**Prompt**
Rewrite the data below so that every "Average monthly temperatures" becomes "Mean monthly temperatures", with everything else left as it is.

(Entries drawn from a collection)
——

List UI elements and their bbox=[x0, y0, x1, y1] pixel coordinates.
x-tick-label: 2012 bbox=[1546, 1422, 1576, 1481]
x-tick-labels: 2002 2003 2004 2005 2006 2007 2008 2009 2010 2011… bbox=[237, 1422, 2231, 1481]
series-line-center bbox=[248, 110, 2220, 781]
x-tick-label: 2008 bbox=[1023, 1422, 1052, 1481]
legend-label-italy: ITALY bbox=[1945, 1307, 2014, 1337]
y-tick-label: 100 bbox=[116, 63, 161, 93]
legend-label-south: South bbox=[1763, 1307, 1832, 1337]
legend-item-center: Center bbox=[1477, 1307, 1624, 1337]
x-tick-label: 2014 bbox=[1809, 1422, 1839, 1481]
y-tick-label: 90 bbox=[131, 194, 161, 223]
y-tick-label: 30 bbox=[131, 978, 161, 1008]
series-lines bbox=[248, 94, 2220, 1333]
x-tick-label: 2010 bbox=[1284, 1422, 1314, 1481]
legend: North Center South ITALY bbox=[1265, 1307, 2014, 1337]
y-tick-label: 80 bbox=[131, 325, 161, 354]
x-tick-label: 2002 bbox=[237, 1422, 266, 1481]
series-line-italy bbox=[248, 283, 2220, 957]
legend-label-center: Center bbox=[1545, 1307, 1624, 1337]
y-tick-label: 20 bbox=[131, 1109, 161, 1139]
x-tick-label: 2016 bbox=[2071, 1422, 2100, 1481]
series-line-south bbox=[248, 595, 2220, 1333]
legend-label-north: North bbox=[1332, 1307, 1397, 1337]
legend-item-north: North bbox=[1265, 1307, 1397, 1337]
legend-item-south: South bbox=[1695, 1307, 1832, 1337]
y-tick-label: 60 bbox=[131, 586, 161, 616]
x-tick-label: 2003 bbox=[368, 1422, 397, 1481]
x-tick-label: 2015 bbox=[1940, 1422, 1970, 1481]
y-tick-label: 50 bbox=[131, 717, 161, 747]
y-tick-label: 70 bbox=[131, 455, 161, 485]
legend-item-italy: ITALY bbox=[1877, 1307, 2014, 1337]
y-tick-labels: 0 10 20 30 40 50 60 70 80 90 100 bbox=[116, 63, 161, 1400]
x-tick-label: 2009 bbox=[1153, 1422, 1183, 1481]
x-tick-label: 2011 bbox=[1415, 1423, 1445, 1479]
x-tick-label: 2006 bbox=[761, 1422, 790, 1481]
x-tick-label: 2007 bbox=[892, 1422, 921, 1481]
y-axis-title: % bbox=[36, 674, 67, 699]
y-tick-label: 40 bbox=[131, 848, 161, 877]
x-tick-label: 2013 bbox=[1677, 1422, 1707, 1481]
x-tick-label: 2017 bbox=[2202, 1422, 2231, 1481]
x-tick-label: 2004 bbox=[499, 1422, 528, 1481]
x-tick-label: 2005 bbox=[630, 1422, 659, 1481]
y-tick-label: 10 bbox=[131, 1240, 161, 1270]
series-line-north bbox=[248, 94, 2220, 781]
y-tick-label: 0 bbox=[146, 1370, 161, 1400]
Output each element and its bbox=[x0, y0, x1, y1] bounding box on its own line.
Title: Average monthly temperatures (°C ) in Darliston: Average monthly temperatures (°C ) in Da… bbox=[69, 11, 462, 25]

——

**Complete output**
List UI elements and their bbox=[x0, y0, x1, y1] pixel coordinates.
x-tick-label: 2012 bbox=[1546, 1422, 1576, 1481]
x-tick-labels: 2002 2003 2004 2005 2006 2007 2008 2009 2010 2011… bbox=[237, 1422, 2231, 1481]
series-line-center bbox=[248, 110, 2220, 781]
x-tick-label: 2008 bbox=[1023, 1422, 1052, 1481]
legend-label-italy: ITALY bbox=[1945, 1307, 2014, 1337]
y-tick-label: 100 bbox=[116, 63, 161, 93]
legend-label-south: South bbox=[1763, 1307, 1832, 1337]
legend-item-center: Center bbox=[1477, 1307, 1624, 1337]
x-tick-label: 2014 bbox=[1809, 1422, 1839, 1481]
y-tick-label: 90 bbox=[131, 194, 161, 223]
y-tick-label: 30 bbox=[131, 978, 161, 1008]
series-lines bbox=[248, 94, 2220, 1333]
x-tick-label: 2010 bbox=[1284, 1422, 1314, 1481]
legend: North Center South ITALY bbox=[1265, 1307, 2014, 1337]
y-tick-label: 80 bbox=[131, 325, 161, 354]
x-tick-label: 2002 bbox=[237, 1422, 266, 1481]
series-line-italy bbox=[248, 283, 2220, 957]
legend-label-center: Center bbox=[1545, 1307, 1624, 1337]
y-tick-label: 20 bbox=[131, 1109, 161, 1139]
x-tick-label: 2016 bbox=[2071, 1422, 2100, 1481]
series-line-south bbox=[248, 595, 2220, 1333]
legend-label-north: North bbox=[1332, 1307, 1397, 1337]
legend-item-north: North bbox=[1265, 1307, 1397, 1337]
legend-item-south: South bbox=[1695, 1307, 1832, 1337]
y-tick-label: 60 bbox=[131, 586, 161, 616]
x-tick-label: 2003 bbox=[368, 1422, 397, 1481]
x-tick-label: 2015 bbox=[1940, 1422, 1970, 1481]
y-tick-label: 50 bbox=[131, 717, 161, 747]
y-tick-label: 70 bbox=[131, 455, 161, 485]
legend-item-italy: ITALY bbox=[1877, 1307, 2014, 1337]
y-tick-labels: 0 10 20 30 40 50 60 70 80 90 100 bbox=[116, 63, 161, 1400]
x-tick-label: 2009 bbox=[1153, 1422, 1183, 1481]
x-tick-label: 2011 bbox=[1415, 1423, 1445, 1479]
x-tick-label: 2006 bbox=[761, 1422, 790, 1481]
x-tick-label: 2007 bbox=[892, 1422, 921, 1481]
y-axis-title: % bbox=[36, 674, 67, 699]
y-tick-label: 40 bbox=[131, 848, 161, 877]
x-tick-label: 2013 bbox=[1677, 1422, 1707, 1481]
x-tick-label: 2017 bbox=[2202, 1422, 2231, 1481]
x-tick-label: 2004 bbox=[499, 1422, 528, 1481]
x-tick-label: 2005 bbox=[630, 1422, 659, 1481]
y-tick-label: 10 bbox=[131, 1240, 161, 1270]
series-line-north bbox=[248, 94, 2220, 781]
y-tick-label: 0 bbox=[146, 1370, 161, 1400]
Output each element and its bbox=[x0, y0, x1, y1] bounding box on its own line.
Title: Mean monthly temperatures (°C ) in Darliston: Mean monthly temperatures (°C ) in Da… bbox=[69, 11, 462, 25]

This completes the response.